Begin

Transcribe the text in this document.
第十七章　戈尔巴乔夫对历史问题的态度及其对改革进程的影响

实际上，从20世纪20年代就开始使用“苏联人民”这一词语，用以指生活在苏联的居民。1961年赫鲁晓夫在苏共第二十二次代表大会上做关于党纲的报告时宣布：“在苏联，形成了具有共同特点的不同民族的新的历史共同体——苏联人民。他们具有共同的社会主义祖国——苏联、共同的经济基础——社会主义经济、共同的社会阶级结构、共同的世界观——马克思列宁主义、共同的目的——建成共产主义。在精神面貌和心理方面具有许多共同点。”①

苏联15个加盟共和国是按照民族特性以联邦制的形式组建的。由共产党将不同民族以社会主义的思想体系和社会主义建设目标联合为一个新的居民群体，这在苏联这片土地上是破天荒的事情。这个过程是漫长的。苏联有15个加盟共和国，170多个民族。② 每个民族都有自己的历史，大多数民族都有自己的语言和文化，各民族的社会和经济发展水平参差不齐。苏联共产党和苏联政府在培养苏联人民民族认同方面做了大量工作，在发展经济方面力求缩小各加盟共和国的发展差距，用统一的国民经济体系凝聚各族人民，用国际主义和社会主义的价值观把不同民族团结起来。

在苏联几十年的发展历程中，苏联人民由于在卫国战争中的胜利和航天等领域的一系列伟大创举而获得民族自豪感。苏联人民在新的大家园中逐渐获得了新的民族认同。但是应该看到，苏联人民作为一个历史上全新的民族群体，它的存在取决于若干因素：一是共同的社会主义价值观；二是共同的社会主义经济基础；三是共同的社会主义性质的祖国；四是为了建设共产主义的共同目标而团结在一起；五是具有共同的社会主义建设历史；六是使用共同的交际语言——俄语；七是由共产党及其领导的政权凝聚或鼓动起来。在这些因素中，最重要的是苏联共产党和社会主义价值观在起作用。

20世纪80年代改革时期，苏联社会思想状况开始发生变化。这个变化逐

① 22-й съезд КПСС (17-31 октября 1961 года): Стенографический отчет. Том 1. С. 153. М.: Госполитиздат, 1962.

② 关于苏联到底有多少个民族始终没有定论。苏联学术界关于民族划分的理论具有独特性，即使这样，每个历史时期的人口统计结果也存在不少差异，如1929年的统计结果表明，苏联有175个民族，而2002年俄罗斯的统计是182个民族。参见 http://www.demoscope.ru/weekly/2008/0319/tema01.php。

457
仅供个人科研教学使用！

End

Copy all of the data exactly.

Transcribe the text in this document.
第十七章　戈尔巴乔夫对历史问题的态度及其对改革进程的影响

实际上，从20世纪20年代就开始使用“苏联人民”这一词语，用以指生活在苏联的居民。1961年赫鲁晓夫在苏共第二十二次代表大会上做关于党纲的报告时宣布：“在苏联，形成了具有共同特点的不同民族的新的历史共同体——苏联人民。他们具有共同的社会主义祖国——苏联、共同的经济基础——社会主义经济、共同的社会阶级结构、共同的世界观——马克思列宁主义、共同的目的——建成共产主义。在精神面貌和心理方面具有许多共同点。”①

苏联15个加盟共和国是按照民族特性以联邦制的形式组建的。由共产党将不同民族以社会主义的思想体系和社会主义建设目标联合为一个新的居民群体，这在苏联这片土地上是破天荒的事情。这个过程是漫长的。苏联有15个加盟共和国，170多个民族。② 每个民族都有自己的历史，大多数民族都有自己的语言和文化，各民族的社会和经济发展水平参差不齐。苏联共产党和苏联政府在培养苏联人民民族认同方面做了大量工作，在发展经济方面力求缩小各加盟共和国的发展差距，用统一的国民经济体系凝聚各族人民，用国际主义和社会主义的价值观把不同民族团结起来。

在苏联几十年的发展历程中，苏联人民由于在卫国战争中的胜利和航天等领域的一系列伟大创举而获得民族自豪感。苏联人民在新的大家园中逐渐获得了新的民族认同。但是应该看到，苏联人民作为一个历史上全新的民族群体，它的存在取决于若干因素：一是共同的社会主义价值观；二是共同的社会主义经济基础；三是共同的社会主义性质的祖国；四是为了建设共产主义的共同目标而团结在一起；五是具有共同的社会主义建设历史；六是使用共同的交际语言——俄语；七是由共产党及其领导的政权凝聚或鼓动起来。在这些因素中，最重要的是苏联共产党和社会主义价值观在起作用。

20世纪80年代改革时期，苏联社会思想状况开始发生变化。这个变化逐

① 22-й съезд КПСС (17-31 октября 1961 года): Стенографический отчет. Том 1. С. 153. М.: Госполитиздат, 1962.

② 关于苏联到底有多少个民族始终没有定论。苏联学术界关于民族划分的理论具有独特性，即使这样，每个历史时期的人口统计结果也存在不少差异，如1929年的统计结果表明，苏联有175个民族，而2002年俄罗斯的统计是182个民族。参见 http://www.demoscope.ru/weekly/2008/0319/tema01.php。

457
仅供个人科研教学使用！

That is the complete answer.